======== RECORD EXTRACTS ========
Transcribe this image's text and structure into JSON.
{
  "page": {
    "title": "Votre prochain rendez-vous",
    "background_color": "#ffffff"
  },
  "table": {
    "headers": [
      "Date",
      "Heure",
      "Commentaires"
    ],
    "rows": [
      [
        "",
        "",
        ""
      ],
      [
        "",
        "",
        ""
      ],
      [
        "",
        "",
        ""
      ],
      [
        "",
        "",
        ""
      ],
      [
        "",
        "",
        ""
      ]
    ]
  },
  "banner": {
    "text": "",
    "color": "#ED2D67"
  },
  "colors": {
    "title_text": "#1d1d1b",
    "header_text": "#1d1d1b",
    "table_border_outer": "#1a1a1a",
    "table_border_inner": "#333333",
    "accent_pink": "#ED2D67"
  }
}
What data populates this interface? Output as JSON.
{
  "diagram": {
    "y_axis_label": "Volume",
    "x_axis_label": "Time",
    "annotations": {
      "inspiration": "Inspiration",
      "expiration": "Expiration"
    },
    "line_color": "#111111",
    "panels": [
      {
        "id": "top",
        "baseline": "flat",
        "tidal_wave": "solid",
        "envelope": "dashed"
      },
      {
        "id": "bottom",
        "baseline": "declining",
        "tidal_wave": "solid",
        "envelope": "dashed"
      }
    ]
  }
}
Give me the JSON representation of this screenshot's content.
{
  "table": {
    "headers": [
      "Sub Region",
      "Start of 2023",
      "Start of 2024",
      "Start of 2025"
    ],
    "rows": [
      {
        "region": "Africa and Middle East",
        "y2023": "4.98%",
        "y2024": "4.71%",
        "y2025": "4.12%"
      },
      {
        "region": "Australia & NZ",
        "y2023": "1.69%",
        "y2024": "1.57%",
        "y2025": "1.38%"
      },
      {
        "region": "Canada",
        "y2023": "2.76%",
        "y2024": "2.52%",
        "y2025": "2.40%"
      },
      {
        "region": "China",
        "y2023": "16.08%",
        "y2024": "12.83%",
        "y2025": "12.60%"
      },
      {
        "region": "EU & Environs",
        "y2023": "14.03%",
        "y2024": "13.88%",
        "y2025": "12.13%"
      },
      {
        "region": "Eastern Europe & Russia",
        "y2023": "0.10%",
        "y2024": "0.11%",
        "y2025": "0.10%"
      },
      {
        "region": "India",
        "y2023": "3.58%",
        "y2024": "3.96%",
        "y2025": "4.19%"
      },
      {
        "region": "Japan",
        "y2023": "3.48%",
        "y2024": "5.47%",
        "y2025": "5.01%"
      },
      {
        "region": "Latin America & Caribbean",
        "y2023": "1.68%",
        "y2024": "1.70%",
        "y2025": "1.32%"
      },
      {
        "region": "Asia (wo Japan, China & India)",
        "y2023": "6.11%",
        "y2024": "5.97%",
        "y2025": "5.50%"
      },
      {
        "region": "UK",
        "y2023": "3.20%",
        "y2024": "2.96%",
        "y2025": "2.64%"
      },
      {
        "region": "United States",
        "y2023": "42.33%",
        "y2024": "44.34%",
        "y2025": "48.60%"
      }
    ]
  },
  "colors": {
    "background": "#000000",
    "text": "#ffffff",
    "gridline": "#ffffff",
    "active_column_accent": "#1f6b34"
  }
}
========
> [WHAT THE EXERCISE ASKS]: Print all of the entries again, exactly as written.

> [THE RESPONSE]:
Transcribe this image's text and structure into JSON.
{
  "page": {
    "title": "Votre prochain rendez-vous",
    "background_color": "#ffffff"
  },
  "table": {
    "headers": [
      "Date",
      "Heure",
      "Commentaires"
    ],
    "rows": [
      [
        "",
        "",
        ""
      ],
      [
        "",
        "",
        ""
      ],
      [
        "",
        "",
        ""
      ],
      [
        "",
        "",
        ""
      ],
      [
        "",
        "",
        ""
      ]
    ]
  },
  "banner": {
    "text": "",
    "color": "#ED2D67"
  },
  "colors": {
    "title_text": "#1d1d1b",
    "header_text": "#1d1d1b",
    "table_border_outer": "#1a1a1a",
    "table_border_inner": "#333333",
    "accent_pink": "#ED2D67"
  }
}
What data populates this interface? Output as JSON.
{
  "diagram": {
    "y_axis_label": "Volume",
    "x_axis_label": "Time",
    "annotations": {
      "inspiration": "Inspiration",
      "expiration": "Expiration"
    },
    "line_color": "#111111",
    "panels": [
      {
        "id": "top",
        "baseline": "flat",
        "tidal_wave": "solid",
        "envelope": "dashed"
      },
      {
        "id": "bottom",
        "baseline": "declining",
        "tidal_wave": "solid",
        "envelope": "dashed"
      }
    ]
  }
}
Give me the JSON representation of this screenshot's content.
{
  "table": {
    "headers": [
      "Sub Region",
      "Start of 2023",
      "Start of 2024",
      "Start of 2025"
    ],
    "rows": [
      {
        "region": "Africa and Middle East",
        "y2023": "4.98%",
        "y2024": "4.71%",
        "y2025": "4.12%"
      },
      {
        "region": "Australia & NZ",
        "y2023": "1.69%",
        "y2024": "1.57%",
        "y2025": "1.38%"
      },
      {
        "region": "Canada",
        "y2023": "2.76%",
        "y2024": "2.52%",
        "y2025": "2.40%"
      },
      {
        "region": "China",
        "y2023": "16.08%",
        "y2024": "12.83%",
        "y2025": "12.60%"
      },
      {
        "region": "EU & Environs",
        "y2023": "14.03%",
        "y2024": "13.88%",
        "y2025": "12.13%"
      },
      {
        "region": "Eastern Europe & Russia",
        "y2023": "0.10%",
        "y2024": "0.11%",
        "y2025": "0.10%"
      },
      {
        "region": "India",
        "y2023": "3.58%",
        "y2024": "3.96%",
        "y2025": "4.19%"
      },
      {
        "region": "Japan",
        "y2023": "3.48%",
        "y2024": "5.47%",
        "y2025": "5.01%"
      },
      {
        "region": "Latin America & Caribbean",
        "y2023": "1.68%",
        "y2024": "1.70%",
        "y2025": "1.32%"
      },
      {
        "region": "Asia (wo Japan, China & India)",
        "y2023": "6.11%",
        "y2024": "5.97%",
        "y2025": "5.50%"
      },
      {
        "region": "UK",
        "y2023": "3.20%",
        "y2024": "2.96%",
        "y2025": "2.64%"
      },
      {
        "region": "United States",
        "y2023": "42.33%",
        "y2024": "44.34%",
        "y2025": "48.60%"
      }
    ]
  },
  "colors": {
    "background": "#000000",
    "text": "#ffffff",
    "gridline": "#ffffff",
    "active_column_accent": "#1f6b34"
  }
}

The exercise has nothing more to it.